# [WHAT THIS TASK INVOLVES]
Each entry must be given again exactly; images do not belong in the copy.

[Records from a data source]
-*-*-

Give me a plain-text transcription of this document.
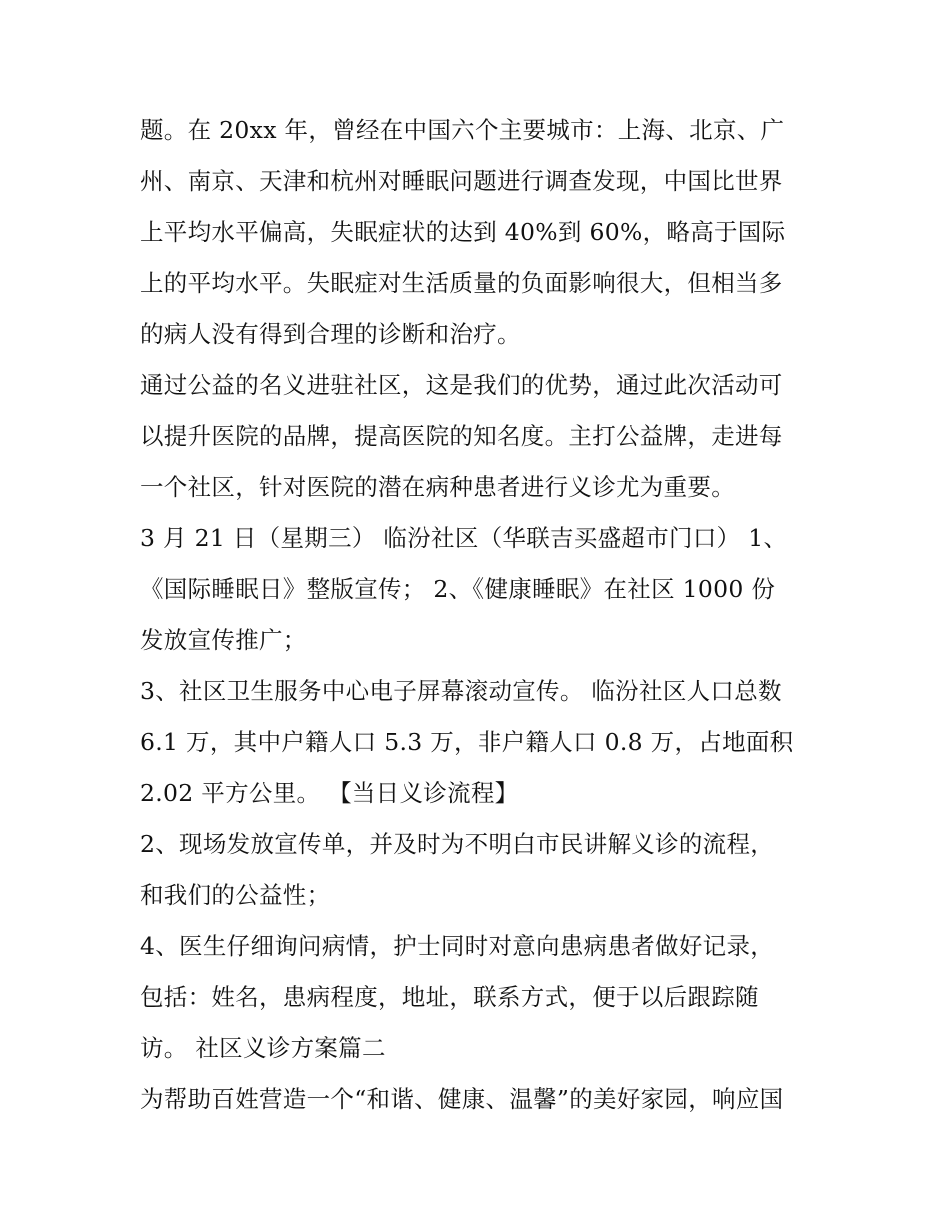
题。在 20xx 年，曾经在中国六个主要城市：上海、北京、广
州、南京、天津和杭州对睡眠问题进行调查发现，中国比世界
上平均水平偏高，失眠症状的达到 40%到 60%，略高于国际
上的平均水平。失眠症对生活质量的负面影响很大，但相当多
的病人没有得到合理的诊断和治疗。
通过公益的名义进驻社区，这是我们的优势，通过此次活动可
以提升医院的品牌，提高医院的知名度。主打公益牌，走进每
一个社区，针对医院的潜在病种患者进行义诊尤为重要。
3 月 21 日（星期三） 临汾社区（华联吉买盛超市门口） 1、
《国际睡眠日》整版宣传； 2、《健康睡眠》在社区 1000 份
发放宣传推广；
3、社区卫生服务中心电子屏幕滚动宣传。 临汾社区人口总数
6.1 万，其中户籍人口 5.3 万，非户籍人口 0.8 万，占地面积
2.02 平方公里。 【当日义诊流程】
2、现场发放宣传单，并及时为不明白市民讲解义诊的流程，
和我们的公益性；
4、医生仔细询问病情，护士同时对意向患病患者做好记录，
包括：姓名，患病程度，地址，联系方式，便于以后跟踪随
访。 社区义诊方案篇二
为帮助百姓营造一个“和谐、健康、温馨”的美好家园，响应国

-*-*-

# [EXERCISE SOLUTION]
Give me a plain-text transcription of this document.
题。在 20xx 年，曾经在中国六个主要城市：上海、北京、广
州、南京、天津和杭州对睡眠问题进行调查发现，中国比世界
上平均水平偏高，失眠症状的达到 40%到 60%，略高于国际
上的平均水平。失眠症对生活质量的负面影响很大，但相当多
的病人没有得到合理的诊断和治疗。
通过公益的名义进驻社区，这是我们的优势，通过此次活动可
以提升医院的品牌，提高医院的知名度。主打公益牌，走进每
一个社区，针对医院的潜在病种患者进行义诊尤为重要。
3 月 21 日（星期三） 临汾社区（华联吉买盛超市门口） 1、
《国际睡眠日》整版宣传； 2、《健康睡眠》在社区 1000 份
发放宣传推广；
3、社区卫生服务中心电子屏幕滚动宣传。 临汾社区人口总数
6.1 万，其中户籍人口 5.3 万，非户籍人口 0.8 万，占地面积
2.02 平方公里。 【当日义诊流程】
2、现场发放宣传单，并及时为不明白市民讲解义诊的流程，
和我们的公益性；
4、医生仔细询问病情，护士同时对意向患病患者做好记录，
包括：姓名，患病程度，地址，联系方式，便于以后跟踪随
访。 社区义诊方案篇二
为帮助百姓营造一个“和谐、健康、温馨”的美好家园，响应国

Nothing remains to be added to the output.